→ Available data:
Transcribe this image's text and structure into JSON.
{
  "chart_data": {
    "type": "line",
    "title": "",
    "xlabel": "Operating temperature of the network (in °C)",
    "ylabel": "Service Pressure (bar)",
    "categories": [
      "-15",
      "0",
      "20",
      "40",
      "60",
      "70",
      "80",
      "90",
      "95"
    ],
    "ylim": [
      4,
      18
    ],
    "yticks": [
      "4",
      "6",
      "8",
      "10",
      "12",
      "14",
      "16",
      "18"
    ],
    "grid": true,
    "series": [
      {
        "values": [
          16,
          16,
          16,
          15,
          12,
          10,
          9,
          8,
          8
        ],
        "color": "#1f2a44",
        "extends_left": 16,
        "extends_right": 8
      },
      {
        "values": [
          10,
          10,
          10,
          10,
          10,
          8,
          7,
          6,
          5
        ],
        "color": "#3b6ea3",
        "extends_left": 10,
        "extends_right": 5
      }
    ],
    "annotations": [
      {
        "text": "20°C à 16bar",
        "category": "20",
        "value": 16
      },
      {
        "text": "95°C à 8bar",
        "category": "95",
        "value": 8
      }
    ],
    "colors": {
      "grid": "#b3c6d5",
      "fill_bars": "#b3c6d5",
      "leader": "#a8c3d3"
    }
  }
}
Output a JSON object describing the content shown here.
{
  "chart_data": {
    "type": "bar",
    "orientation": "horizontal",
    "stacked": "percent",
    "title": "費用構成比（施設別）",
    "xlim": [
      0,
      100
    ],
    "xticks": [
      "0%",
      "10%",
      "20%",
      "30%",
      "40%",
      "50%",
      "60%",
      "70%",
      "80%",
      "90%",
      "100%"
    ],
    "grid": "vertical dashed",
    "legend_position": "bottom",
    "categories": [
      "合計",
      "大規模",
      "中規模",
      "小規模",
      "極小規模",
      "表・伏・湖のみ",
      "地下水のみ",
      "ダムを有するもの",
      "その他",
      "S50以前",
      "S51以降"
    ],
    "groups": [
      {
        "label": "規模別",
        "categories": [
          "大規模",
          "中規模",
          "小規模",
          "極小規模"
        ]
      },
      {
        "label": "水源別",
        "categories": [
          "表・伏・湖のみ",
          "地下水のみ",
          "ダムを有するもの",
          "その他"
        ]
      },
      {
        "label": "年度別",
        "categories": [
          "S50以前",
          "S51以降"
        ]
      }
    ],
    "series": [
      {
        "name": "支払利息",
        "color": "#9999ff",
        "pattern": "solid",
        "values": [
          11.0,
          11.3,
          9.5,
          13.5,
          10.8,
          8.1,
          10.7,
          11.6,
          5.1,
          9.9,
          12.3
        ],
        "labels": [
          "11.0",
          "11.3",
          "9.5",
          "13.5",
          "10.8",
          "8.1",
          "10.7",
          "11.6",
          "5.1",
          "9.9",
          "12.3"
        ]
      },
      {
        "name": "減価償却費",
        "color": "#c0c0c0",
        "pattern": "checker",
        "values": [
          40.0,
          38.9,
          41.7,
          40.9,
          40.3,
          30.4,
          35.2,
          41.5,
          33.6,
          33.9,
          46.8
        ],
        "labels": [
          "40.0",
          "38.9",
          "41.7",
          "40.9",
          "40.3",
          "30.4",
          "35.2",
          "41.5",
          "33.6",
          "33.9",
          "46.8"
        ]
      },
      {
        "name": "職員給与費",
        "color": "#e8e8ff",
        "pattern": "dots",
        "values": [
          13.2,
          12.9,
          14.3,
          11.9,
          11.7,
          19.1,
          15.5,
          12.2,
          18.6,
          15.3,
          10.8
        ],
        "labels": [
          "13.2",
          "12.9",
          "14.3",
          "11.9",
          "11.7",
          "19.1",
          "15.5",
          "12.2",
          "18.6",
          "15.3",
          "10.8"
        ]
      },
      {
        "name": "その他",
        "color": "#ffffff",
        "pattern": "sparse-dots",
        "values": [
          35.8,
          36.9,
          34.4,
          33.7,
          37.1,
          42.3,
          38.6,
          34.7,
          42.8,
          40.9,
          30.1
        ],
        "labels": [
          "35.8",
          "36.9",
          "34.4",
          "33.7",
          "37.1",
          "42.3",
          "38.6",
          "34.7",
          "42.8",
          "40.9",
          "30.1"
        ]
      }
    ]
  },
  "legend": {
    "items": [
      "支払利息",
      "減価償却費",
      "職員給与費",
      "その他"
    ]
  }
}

→ Your task: Write out the entries above word for word.

→ Final result:
Transcribe this image's text and structure into JSON.
{
  "chart_data": {
    "type": "line",
    "title": "",
    "xlabel": "Operating temperature of the network (in °C)",
    "ylabel": "Service Pressure (bar)",
    "categories": [
      "-15",
      "0",
      "20",
      "40",
      "60",
      "70",
      "80",
      "90",
      "95"
    ],
    "ylim": [
      4,
      18
    ],
    "yticks": [
      "4",
      "6",
      "8",
      "10",
      "12",
      "14",
      "16",
      "18"
    ],
    "grid": true,
    "series": [
      {
        "values": [
          16,
          16,
          16,
          15,
          12,
          10,
          9,
          8,
          8
        ],
        "color": "#1f2a44",
        "extends_left": 16,
        "extends_right": 8
      },
      {
        "values": [
          10,
          10,
          10,
          10,
          10,
          8,
          7,
          6,
          5
        ],
        "color": "#3b6ea3",
        "extends_left": 10,
        "extends_right": 5
      }
    ],
    "annotations": [
      {
        "text": "20°C à 16bar",
        "category": "20",
        "value": 16
      },
      {
        "text": "95°C à 8bar",
        "category": "95",
        "value": 8
      }
    ],
    "colors": {
      "grid": "#b3c6d5",
      "fill_bars": "#b3c6d5",
      "leader": "#a8c3d3"
    }
  }
}
Output a JSON object describing the content shown here.
{
  "chart_data": {
    "type": "bar",
    "orientation": "horizontal",
    "stacked": "percent",
    "title": "費用構成比（施設別）",
    "xlim": [
      0,
      100
    ],
    "xticks": [
      "0%",
      "10%",
      "20%",
      "30%",
      "40%",
      "50%",
      "60%",
      "70%",
      "80%",
      "90%",
      "100%"
    ],
    "grid": "vertical dashed",
    "legend_position": "bottom",
    "categories": [
      "合計",
      "大規模",
      "中規模",
      "小規模",
      "極小規模",
      "表・伏・湖のみ",
      "地下水のみ",
      "ダムを有するもの",
      "その他",
      "S50以前",
      "S51以降"
    ],
    "groups": [
      {
        "label": "規模別",
        "categories": [
          "大規模",
          "中規模",
          "小規模",
          "極小規模"
        ]
      },
      {
        "label": "水源別",
        "categories": [
          "表・伏・湖のみ",
          "地下水のみ",
          "ダムを有するもの",
          "その他"
        ]
      },
      {
        "label": "年度別",
        "categories": [
          "S50以前",
          "S51以降"
        ]
      }
    ],
    "series": [
      {
        "name": "支払利息",
        "color": "#9999ff",
        "pattern": "solid",
        "values": [
          11.0,
          11.3,
          9.5,
          13.5,
          10.8,
          8.1,
          10.7,
          11.6,
          5.1,
          9.9,
          12.3
        ],
        "labels": [
          "11.0",
          "11.3",
          "9.5",
          "13.5",
          "10.8",
          "8.1",
          "10.7",
          "11.6",
          "5.1",
          "9.9",
          "12.3"
        ]
      },
      {
        "name": "減価償却費",
        "color": "#c0c0c0",
        "pattern": "checker",
        "values": [
          40.0,
          38.9,
          41.7,
          40.9,
          40.3,
          30.4,
          35.2,
          41.5,
          33.6,
          33.9,
          46.8
        ],
        "labels": [
          "40.0",
          "38.9",
          "41.7",
          "40.9",
          "40.3",
          "30.4",
          "35.2",
          "41.5",
          "33.6",
          "33.9",
          "46.8"
        ]
      },
      {
        "name": "職員給与費",
        "color": "#e8e8ff",
        "pattern": "dots",
        "values": [
          13.2,
          12.9,
          14.3,
          11.9,
          11.7,
          19.1,
          15.5,
          12.2,
          18.6,
          15.3,
          10.8
        ],
        "labels": [
          "13.2",
          "12.9",
          "14.3",
          "11.9",
          "11.7",
          "19.1",
          "15.5",
          "12.2",
          "18.6",
          "15.3",
          "10.8"
        ]
      },
      {
        "name": "その他",
        "color": "#ffffff",
        "pattern": "sparse-dots",
        "values": [
          35.8,
          36.9,
          34.4,
          33.7,
          37.1,
          42.3,
          38.6,
          34.7,
          42.8,
          40.9,
          30.1
        ],
        "labels": [
          "35.8",
          "36.9",
          "34.4",
          "33.7",
          "37.1",
          "42.3",
          "38.6",
          "34.7",
          "42.8",
          "40.9",
          "30.1"
        ]
      }
    ]
  },
  "legend": {
    "items": [
      "支払利息",
      "減価償却費",
      "職員給与費",
      "その他"
    ]
  }
}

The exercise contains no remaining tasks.